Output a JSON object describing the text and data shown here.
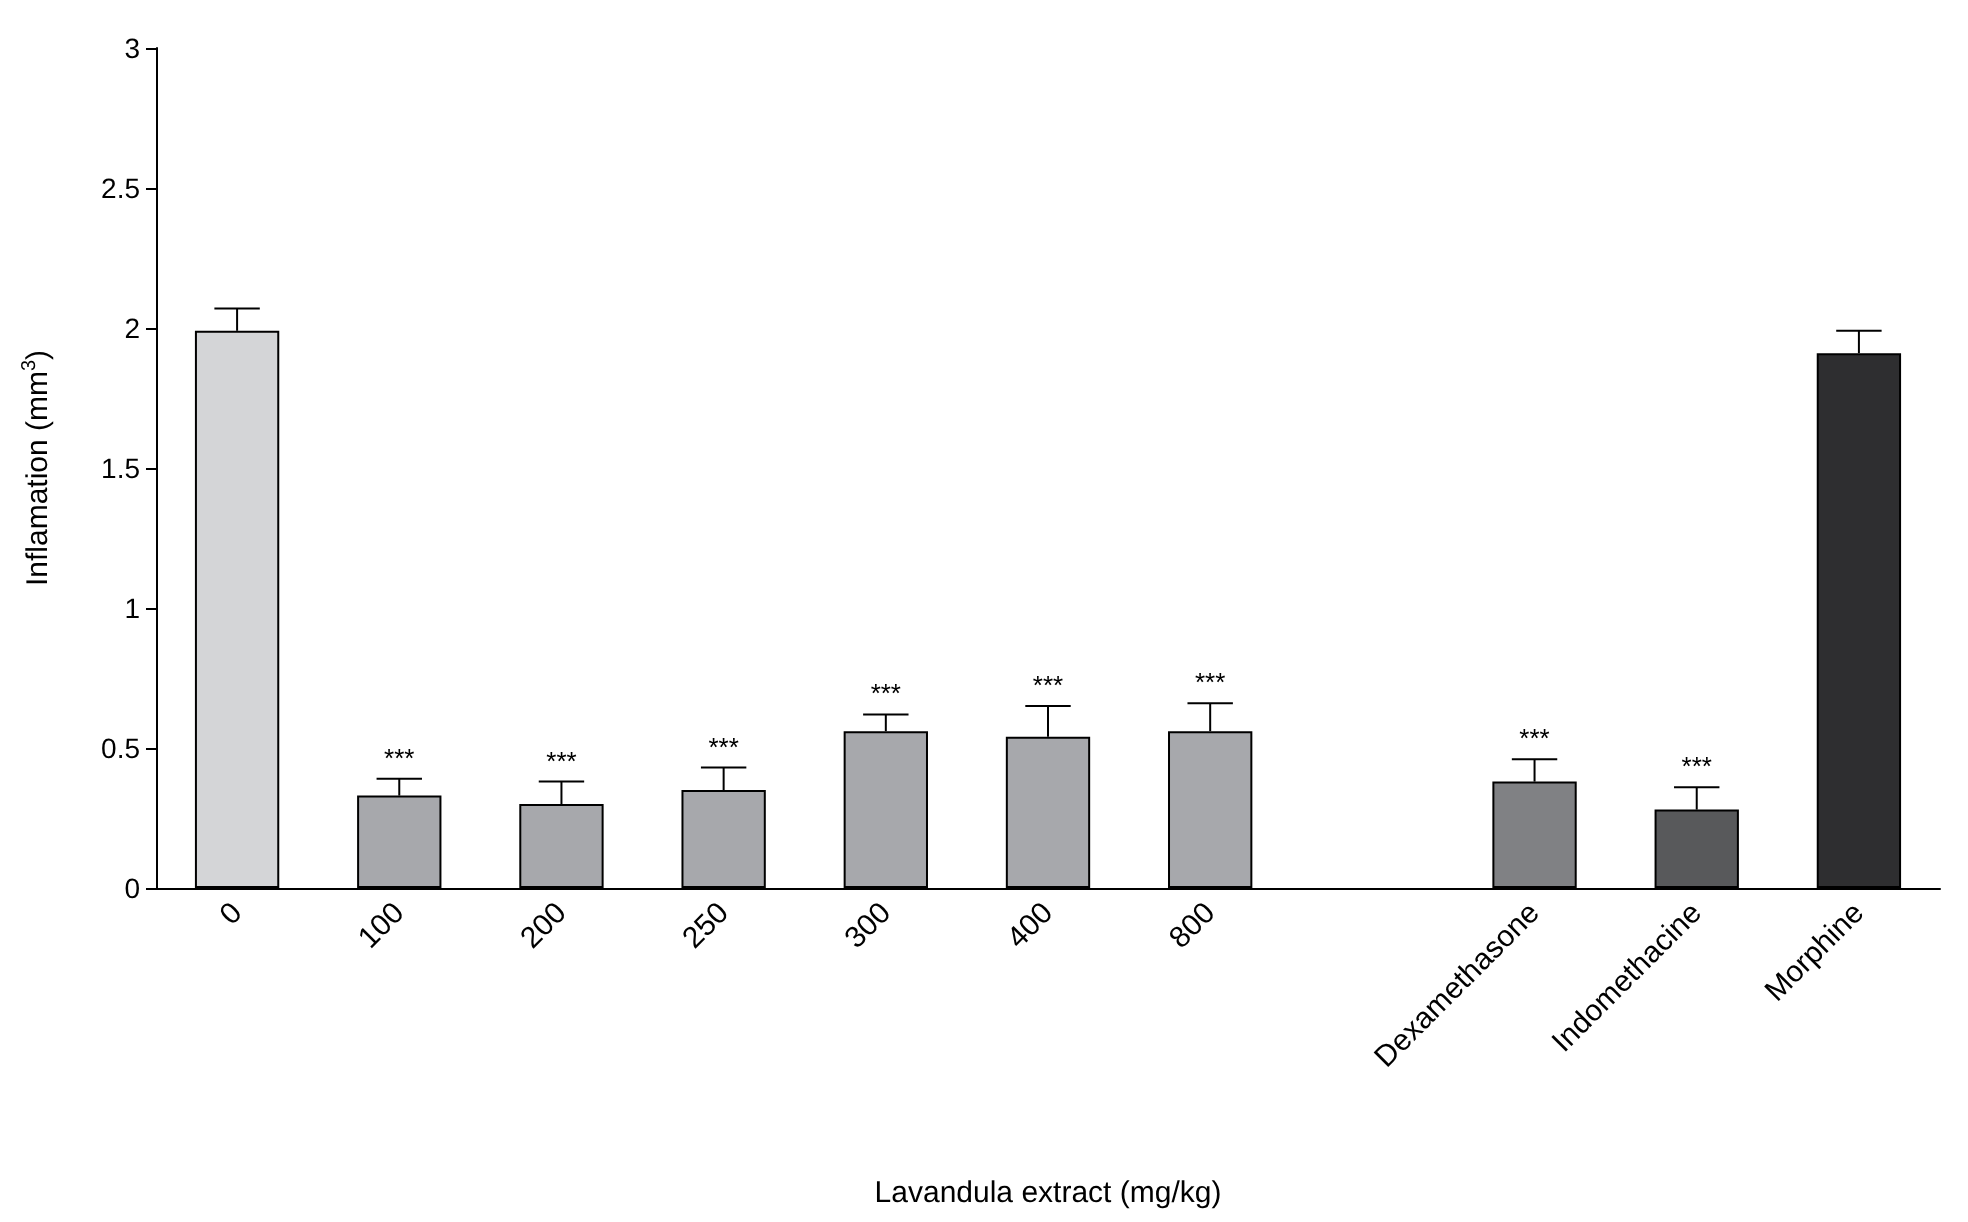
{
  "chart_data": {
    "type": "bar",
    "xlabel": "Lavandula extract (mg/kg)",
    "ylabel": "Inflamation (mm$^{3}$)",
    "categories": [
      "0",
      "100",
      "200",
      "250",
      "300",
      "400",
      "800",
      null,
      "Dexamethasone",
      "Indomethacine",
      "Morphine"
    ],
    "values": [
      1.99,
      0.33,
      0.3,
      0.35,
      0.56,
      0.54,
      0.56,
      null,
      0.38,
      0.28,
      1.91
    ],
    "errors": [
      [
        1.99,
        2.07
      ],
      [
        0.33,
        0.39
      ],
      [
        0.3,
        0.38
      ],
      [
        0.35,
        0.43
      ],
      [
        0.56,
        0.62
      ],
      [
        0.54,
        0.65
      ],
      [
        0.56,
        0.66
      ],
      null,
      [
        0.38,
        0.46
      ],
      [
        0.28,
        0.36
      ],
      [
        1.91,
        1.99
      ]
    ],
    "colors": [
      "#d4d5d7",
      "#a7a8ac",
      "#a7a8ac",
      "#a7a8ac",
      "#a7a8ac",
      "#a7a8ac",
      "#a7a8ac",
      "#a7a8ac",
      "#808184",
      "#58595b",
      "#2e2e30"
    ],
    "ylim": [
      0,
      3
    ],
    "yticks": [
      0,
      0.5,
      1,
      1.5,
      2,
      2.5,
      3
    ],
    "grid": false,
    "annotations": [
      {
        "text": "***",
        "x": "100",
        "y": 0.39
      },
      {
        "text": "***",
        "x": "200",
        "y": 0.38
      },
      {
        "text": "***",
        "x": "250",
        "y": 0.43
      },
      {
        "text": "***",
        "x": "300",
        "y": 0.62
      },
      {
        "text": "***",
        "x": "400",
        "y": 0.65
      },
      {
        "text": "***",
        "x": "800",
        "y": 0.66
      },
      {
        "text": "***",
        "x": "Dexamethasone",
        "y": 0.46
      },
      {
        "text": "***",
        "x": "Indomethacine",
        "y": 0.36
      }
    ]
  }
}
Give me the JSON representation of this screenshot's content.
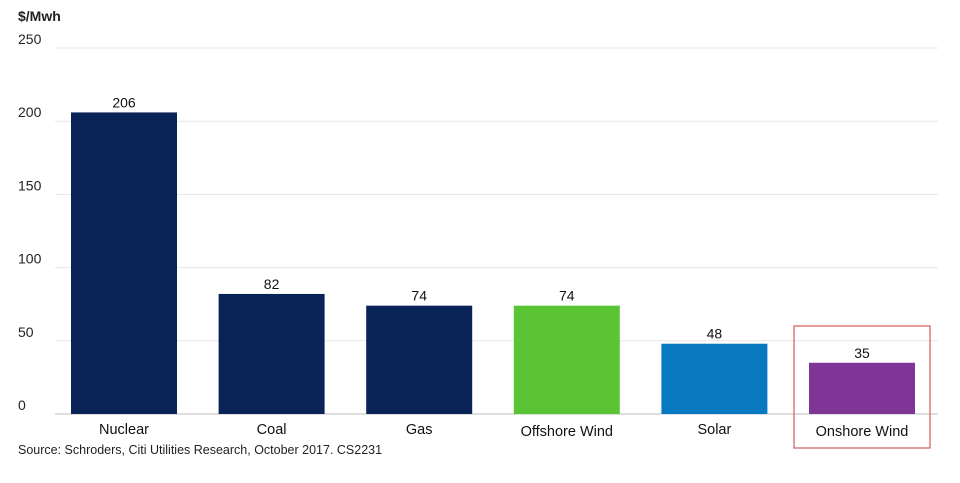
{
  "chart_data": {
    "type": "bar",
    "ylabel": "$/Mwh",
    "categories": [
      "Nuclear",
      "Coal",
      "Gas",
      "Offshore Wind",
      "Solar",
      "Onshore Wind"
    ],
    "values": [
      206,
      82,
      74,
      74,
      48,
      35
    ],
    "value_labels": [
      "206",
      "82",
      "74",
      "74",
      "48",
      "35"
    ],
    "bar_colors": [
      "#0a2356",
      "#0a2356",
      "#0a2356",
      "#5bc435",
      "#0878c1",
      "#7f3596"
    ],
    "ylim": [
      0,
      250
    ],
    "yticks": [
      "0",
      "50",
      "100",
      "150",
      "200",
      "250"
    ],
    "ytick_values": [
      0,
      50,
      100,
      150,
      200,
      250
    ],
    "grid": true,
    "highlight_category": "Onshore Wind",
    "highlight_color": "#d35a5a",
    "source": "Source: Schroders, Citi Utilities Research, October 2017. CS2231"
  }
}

------------------------------------------------------------

## [WHAT YOU HAVE TO DO]
Take the listing and print it again exactly, but without any pictures.

## [RESULT OF THE EXERCISE]
Output a JSON object describing the text and data shown here.
{
  "chart_data": {
    "type": "bar",
    "xlabel": "Lavandula extract (mg/kg)",
    "ylabel": "Inflamation (mm$^{3}$)",
    "categories": [
      "0",
      "100",
      "200",
      "250",
      "300",
      "400",
      "800",
      null,
      "Dexamethasone",
      "Indomethacine",
      "Morphine"
    ],
    "values": [
      1.99,
      0.33,
      0.3,
      0.35,
      0.56,
      0.54,
      0.56,
      null,
      0.38,
      0.28,
      1.91
    ],
    "errors": [
      [
        1.99,
        2.07
      ],
      [
        0.33,
        0.39
      ],
      [
        0.3,
        0.38
      ],
      [
        0.35,
        0.43
      ],
      [
        0.56,
        0.62
      ],
      [
        0.54,
        0.65
      ],
      [
        0.56,
        0.66
      ],
      null,
      [
        0.38,
        0.46
      ],
      [
        0.28,
        0.36
      ],
      [
        1.91,
        1.99
      ]
    ],
    "colors": [
      "#d4d5d7",
      "#a7a8ac",
      "#a7a8ac",
      "#a7a8ac",
      "#a7a8ac",
      "#a7a8ac",
      "#a7a8ac",
      "#a7a8ac",
      "#808184",
      "#58595b",
      "#2e2e30"
    ],
    "ylim": [
      0,
      3
    ],
    "yticks": [
      0,
      0.5,
      1,
      1.5,
      2,
      2.5,
      3
    ],
    "grid": false,
    "annotations": [
      {
        "text": "***",
        "x": "100",
        "y": 0.39
      },
      {
        "text": "***",
        "x": "200",
        "y": 0.38
      },
      {
        "text": "***",
        "x": "250",
        "y": 0.43
      },
      {
        "text": "***",
        "x": "300",
        "y": 0.62
      },
      {
        "text": "***",
        "x": "400",
        "y": 0.65
      },
      {
        "text": "***",
        "x": "800",
        "y": 0.66
      },
      {
        "text": "***",
        "x": "Dexamethasone",
        "y": 0.46
      },
      {
        "text": "***",
        "x": "Indomethacine",
        "y": 0.36
      }
    ]
  }
}
Give me the JSON representation of this screenshot's content.
{
  "chart_data": {
    "type": "bar",
    "ylabel": "$/Mwh",
    "categories": [
      "Nuclear",
      "Coal",
      "Gas",
      "Offshore Wind",
      "Solar",
      "Onshore Wind"
    ],
    "values": [
      206,
      82,
      74,
      74,
      48,
      35
    ],
    "value_labels": [
      "206",
      "82",
      "74",
      "74",
      "48",
      "35"
    ],
    "bar_colors": [
      "#0a2356",
      "#0a2356",
      "#0a2356",
      "#5bc435",
      "#0878c1",
      "#7f3596"
    ],
    "ylim": [
      0,
      250
    ],
    "yticks": [
      "0",
      "50",
      "100",
      "150",
      "200",
      "250"
    ],
    "ytick_values": [
      0,
      50,
      100,
      150,
      200,
      250
    ],
    "grid": true,
    "highlight_category": "Onshore Wind",
    "highlight_color": "#d35a5a",
    "source": "Source: Schroders, Citi Utilities Research, October 2017. CS2231"
  }
}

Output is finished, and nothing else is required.